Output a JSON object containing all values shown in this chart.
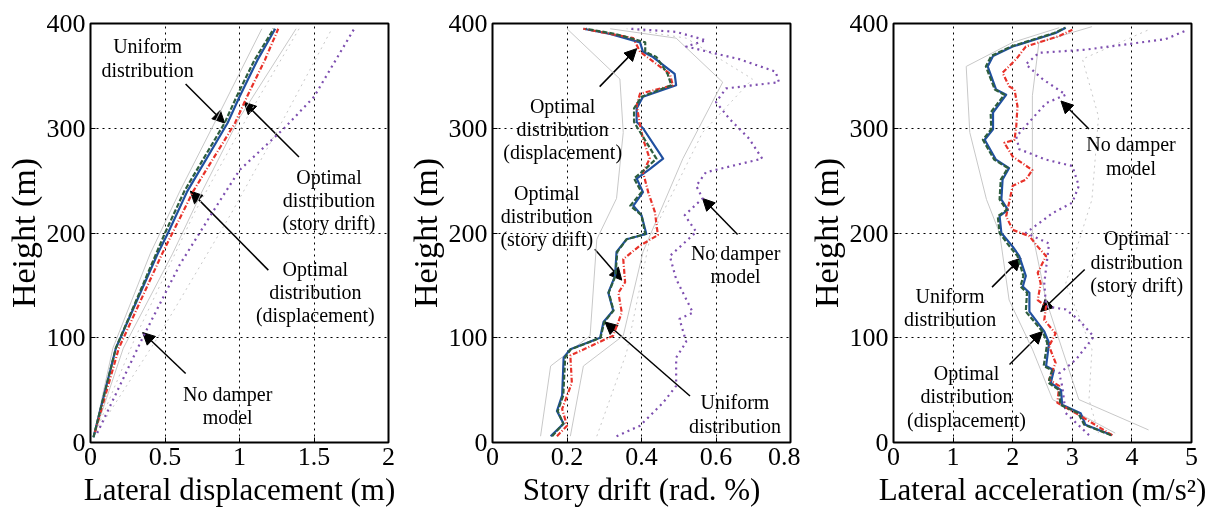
{
  "chart_data": [
    {
      "type": "line",
      "xlabel": "Lateral displacement (m)",
      "ylabel": "Height (m)",
      "xlim": [
        0,
        2
      ],
      "ylim": [
        0,
        400
      ],
      "xticks": [
        0,
        0.5,
        1,
        1.5,
        2
      ],
      "yticks": [
        0,
        100,
        200,
        300,
        400
      ],
      "grid": true,
      "series": [
        {
          "color": "#c8c8c8",
          "line_style": "solid",
          "x": [
            0.02,
            0.15,
            0.4,
            0.6,
            0.85,
            1.15
          ],
          "values": [
            5,
            90,
            180,
            240,
            310,
            395
          ]
        },
        {
          "color": "#c8c8c8",
          "line_style": "solid",
          "x": [
            0.02,
            0.22,
            0.55,
            0.75,
            1.0,
            1.38
          ],
          "values": [
            5,
            90,
            180,
            240,
            310,
            395
          ]
        },
        {
          "color": "#c8c8c8",
          "line_style": "dotted",
          "x": [
            0.02,
            0.3,
            0.7,
            1.05,
            1.4
          ],
          "values": [
            5,
            100,
            220,
            310,
            395
          ]
        },
        {
          "color": "#c8c8c8",
          "line_style": "dotted",
          "x": [
            0.02,
            0.45,
            0.95,
            1.3,
            1.62
          ],
          "values": [
            5,
            100,
            220,
            310,
            395
          ]
        },
        {
          "color": "#7e4fb0",
          "line_style": "dotted",
          "x": [
            0.045,
            0.35,
            0.6,
            0.82,
            1.0,
            1.3,
            1.5,
            1.77
          ],
          "values": [
            9,
            100,
            170,
            220,
            260,
            300,
            330,
            395
          ]
        },
        {
          "color": "#e8322a",
          "line_style": "dashdot",
          "x": [
            0.03,
            0.19,
            0.48,
            0.55,
            0.69,
            0.97,
            1.05,
            1.17,
            1.26
          ],
          "values": [
            10,
            90,
            180,
            200,
            240,
            305,
            330,
            365,
            395
          ]
        },
        {
          "color": "#2e5e3e",
          "line_style": "dashed",
          "x": [
            0.02,
            0.17,
            0.44,
            0.5,
            0.63,
            0.9,
            0.98,
            1.1,
            1.23
          ],
          "values": [
            5,
            90,
            180,
            200,
            240,
            305,
            330,
            365,
            395
          ]
        },
        {
          "color": "#2050a0",
          "line_style": "solid",
          "x": [
            0.02,
            0.17,
            0.45,
            0.52,
            0.65,
            0.92,
            1.0,
            1.12,
            1.18,
            1.24
          ],
          "values": [
            5,
            90,
            180,
            200,
            240,
            305,
            330,
            365,
            380,
            395
          ]
        }
      ],
      "annotations": [
        {
          "text": "Uniform\ndistribution",
          "x": 0.9,
          "y": 305
        },
        {
          "text": "Optimal\ndistribution\n(story drift)",
          "x": 1.03,
          "y": 325
        },
        {
          "text": "Optimal\ndistribution\n(displacement)",
          "x": 0.67,
          "y": 240
        },
        {
          "text": "No damper\nmodel",
          "x": 0.35,
          "y": 105
        }
      ]
    },
    {
      "type": "line",
      "xlabel": "Story drift (rad. %)",
      "ylabel": "Height (m)",
      "xlim": [
        0,
        0.8
      ],
      "ylim": [
        0,
        400
      ],
      "xticks": [
        0,
        0.2,
        0.4,
        0.6,
        0.8
      ],
      "yticks": [
        0,
        100,
        200,
        300,
        400
      ],
      "grid": true,
      "series": [
        {
          "color": "#c8c8c8",
          "line_style": "solid",
          "x": [
            0.129,
            0.156,
            0.262,
            0.28,
            0.333,
            0.351,
            0.342,
            0.2
          ],
          "values": [
            6,
            73,
            102,
            194,
            233,
            296,
            347,
            395
          ]
        },
        {
          "color": "#c8c8c8",
          "line_style": "solid",
          "x": [
            0.209,
            0.244,
            0.351,
            0.404,
            0.511,
            0.618,
            0.493,
            0.316
          ],
          "values": [
            6,
            73,
            102,
            182,
            271,
            344,
            386,
            395
          ]
        },
        {
          "color": "#c8c8c8",
          "line_style": "dotted",
          "x": [
            0.28,
            0.36,
            0.422,
            0.564,
            0.698,
            0.52,
            0.36
          ],
          "values": [
            6,
            86,
            194,
            296,
            347,
            386,
            395
          ]
        },
        {
          "color": "#7e4fb0",
          "line_style": "dotted",
          "x": [
            0.333,
            0.396,
            0.458,
            0.493,
            0.493,
            0.52,
            0.502,
            0.538,
            0.493,
            0.476,
            0.547,
            0.516,
            0.564,
            0.547,
            0.573,
            0.724,
            0.689,
            0.636,
            0.6,
            0.627,
            0.769,
            0.76,
            0.662,
            0.52,
            0.573,
            0.493,
            0.369
          ],
          "values": [
            6,
            16,
            38,
            54,
            81,
            96,
            118,
            124,
            156,
            178,
            201,
            217,
            233,
            245,
            258,
            271,
            290,
            309,
            325,
            338,
            344,
            354,
            366,
            378,
            384,
            392,
            395
          ]
        },
        {
          "color": "#e8322a",
          "line_style": "dashdot",
          "x": [
            0.173,
            0.2,
            0.187,
            0.213,
            0.209,
            0.324,
            0.347,
            0.338,
            0.356,
            0.351,
            0.396,
            0.444,
            0.436,
            0.418,
            0.404,
            0.422,
            0.404,
            0.396,
            0.387,
            0.396,
            0.484,
            0.476,
            0.396,
            0.378,
            0.244
          ],
          "values": [
            6,
            16,
            32,
            57,
            83,
            102,
            124,
            143,
            153,
            175,
            188,
            198,
            220,
            239,
            258,
            271,
            290,
            303,
            322,
            333,
            341,
            352,
            373,
            386,
            395
          ]
        },
        {
          "color": "#2e5e3e",
          "line_style": "dashed",
          "x": [
            0.16,
            0.19,
            0.175,
            0.19,
            0.195,
            0.21,
            0.29,
            0.3,
            0.325,
            0.312,
            0.33,
            0.335,
            0.36,
            0.41,
            0.4,
            0.37,
            0.4,
            0.38,
            0.41,
            0.44,
            0.39,
            0.38,
            0.38,
            0.4,
            0.48,
            0.47,
            0.44,
            0.41,
            0.41,
            0.33,
            0.25
          ],
          "values": [
            6,
            18,
            30,
            45,
            81,
            89,
            100,
            115,
            126,
            143,
            159,
            182,
            194,
            199,
            217,
            226,
            239,
            252,
            261,
            271,
            300,
            306,
            319,
            330,
            341,
            352,
            368,
            373,
            382,
            390,
            395
          ]
        },
        {
          "color": "#2050a0",
          "line_style": "solid",
          "x": [
            0.156,
            0.191,
            0.173,
            0.187,
            0.191,
            0.209,
            0.289,
            0.298,
            0.324,
            0.311,
            0.329,
            0.333,
            0.36,
            0.413,
            0.4,
            0.378,
            0.404,
            0.387,
            0.422,
            0.458,
            0.404,
            0.387,
            0.387,
            0.404,
            0.493,
            0.489,
            0.431,
            0.404,
            0.396,
            0.316,
            0.244
          ],
          "values": [
            6,
            18,
            30,
            45,
            81,
            89,
            100,
            115,
            126,
            143,
            159,
            182,
            194,
            199,
            217,
            226,
            239,
            252,
            261,
            271,
            300,
            306,
            319,
            330,
            341,
            352,
            368,
            373,
            382,
            390,
            395
          ]
        }
      ],
      "annotations": [
        {
          "text": "Optimal\ndistribution\n(displacement)",
          "x": 0.387,
          "y": 376
        },
        {
          "text": "Optimal\ndistribution\n(story drift)",
          "x": 0.347,
          "y": 155
        },
        {
          "text": "No damper\nmodel",
          "x": 0.564,
          "y": 233
        },
        {
          "text": "Uniform\ndistribution",
          "x": 0.302,
          "y": 115
        }
      ]
    },
    {
      "type": "line",
      "xlabel": "Lateral acceleration (m/s²)",
      "ylabel": "Height (m)",
      "xlim": [
        0,
        5
      ],
      "ylim": [
        0,
        400
      ],
      "xticks": [
        0,
        1,
        2,
        3,
        4,
        5
      ],
      "yticks": [
        0,
        100,
        200,
        300,
        400
      ],
      "grid": true,
      "series": [
        {
          "color": "#c8c8c8",
          "line_style": "solid",
          "x": [
            3.72,
            2.67,
            2.33,
            1.94,
            1.78,
            1.56,
            1.28,
            1.22,
            2.0,
            2.78
          ],
          "values": [
            9,
            41,
            89,
            136,
            200,
            232,
            296,
            359,
            382,
            396
          ]
        },
        {
          "color": "#c8c8c8",
          "line_style": "solid",
          "x": [
            4.28,
            3.11,
            2.83,
            2.56,
            2.33,
            2.33,
            2.33,
            2.44,
            3.33
          ],
          "values": [
            12,
            41,
            89,
            136,
            200,
            273,
            331,
            382,
            397
          ]
        },
        {
          "color": "#c8c8c8",
          "line_style": "dotted",
          "x": [
            3.44,
            3.28,
            3.33,
            2.89,
            3.33,
            3.44,
            3.17,
            4.28
          ],
          "values": [
            9,
            41,
            89,
            152,
            232,
            311,
            366,
            394
          ]
        },
        {
          "color": "#7e4fb0",
          "line_style": "dotted",
          "x": [
            3.28,
            2.89,
            2.83,
            2.78,
            3.06,
            3.36,
            3.11,
            2.89,
            2.56,
            2.53,
            2.61,
            2.22,
            2.67,
            3.0,
            3.11,
            3.0,
            2.56,
            2.11,
            2.06,
            2.56,
            2.89,
            2.5,
            2.22,
            2.44,
            3.22,
            4.56,
            4.94
          ],
          "values": [
            7,
            28,
            54,
            66,
            79,
            101,
            117,
            127,
            130,
            152,
            190,
            200,
            219,
            229,
            245,
            264,
            270,
            280,
            292,
            324,
            332,
            347,
            361,
            372,
            375,
            385,
            394
          ]
        },
        {
          "color": "#e8322a",
          "line_style": "dashdot",
          "x": [
            3.67,
            3.06,
            2.75,
            2.78,
            2.61,
            2.72,
            2.61,
            2.72,
            2.53,
            2.56,
            2.42,
            2.47,
            2.42,
            2.56,
            2.42,
            2.28,
            2.0,
            1.89,
            2.0,
            2.22,
            2.33,
            2.0,
            1.86,
            2.03,
            2.06,
            2.08,
            2.03,
            1.94,
            1.83,
            2.06,
            2.22,
            2.78,
            3.0
          ],
          "values": [
            7,
            28,
            38,
            54,
            60,
            76,
            92,
            104,
            117,
            130,
            136,
            152,
            162,
            178,
            187,
            197,
            203,
            216,
            245,
            251,
            260,
            273,
            286,
            289,
            302,
            321,
            337,
            340,
            353,
            366,
            378,
            388,
            394
          ]
        },
        {
          "color": "#2e5e3e",
          "line_style": "dashed",
          "x": [
            3.65,
            3.2,
            3.1,
            2.8,
            2.78,
            2.6,
            2.66,
            2.52,
            2.58,
            2.5,
            2.22,
            2.24,
            2.13,
            2.18,
            2.08,
            1.95,
            1.78,
            1.75,
            1.9,
            1.78,
            1.8,
            1.92,
            1.69,
            1.5,
            1.64,
            1.63,
            1.86,
            1.7,
            1.55,
            1.64,
            1.97,
            2.7,
            2.88
          ],
          "values": [
            7,
            17,
            28,
            36,
            50,
            57,
            69,
            73,
            95,
            106,
            125,
            143,
            149,
            159,
            178,
            187,
            200,
            216,
            222,
            232,
            251,
            262,
            270,
            289,
            299,
            315,
            332,
            337,
            359,
            369,
            378,
            391,
            396
          ]
        },
        {
          "color": "#2050a0",
          "line_style": "solid",
          "x": [
            3.67,
            3.22,
            3.14,
            2.83,
            2.81,
            2.64,
            2.69,
            2.56,
            2.61,
            2.53,
            2.28,
            2.28,
            2.17,
            2.22,
            2.11,
            2.0,
            1.81,
            1.78,
            1.92,
            1.81,
            1.83,
            1.94,
            1.72,
            1.53,
            1.67,
            1.67,
            1.89,
            1.72,
            1.58,
            1.67,
            2.0,
            2.72,
            2.89
          ],
          "values": [
            7,
            17,
            28,
            36,
            50,
            57,
            69,
            73,
            95,
            106,
            125,
            143,
            149,
            159,
            178,
            187,
            200,
            216,
            222,
            232,
            251,
            262,
            270,
            289,
            299,
            315,
            332,
            337,
            359,
            369,
            378,
            391,
            396
          ]
        }
      ],
      "annotations": [
        {
          "text": "No damper\nmodel",
          "x": 2.81,
          "y": 326
        },
        {
          "text": "Optimal\ndistribution\n(story drift)",
          "x": 2.47,
          "y": 125
        },
        {
          "text": "Uniform\ndistribution",
          "x": 2.14,
          "y": 176
        },
        {
          "text": "Optimal\ndistribution\n(displacement)",
          "x": 2.5,
          "y": 106
        }
      ]
    }
  ]
}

*THE TASK*.
Using the records above, copy every line that has the word "xlabel" in it.

*RESPONSE TO THE TASK*.
      "xlabel": "Lateral displacement (m)",
      "xlabel": "Story drift (rad. %)",
      "xlabel": "Lateral acceleration (m/s²)",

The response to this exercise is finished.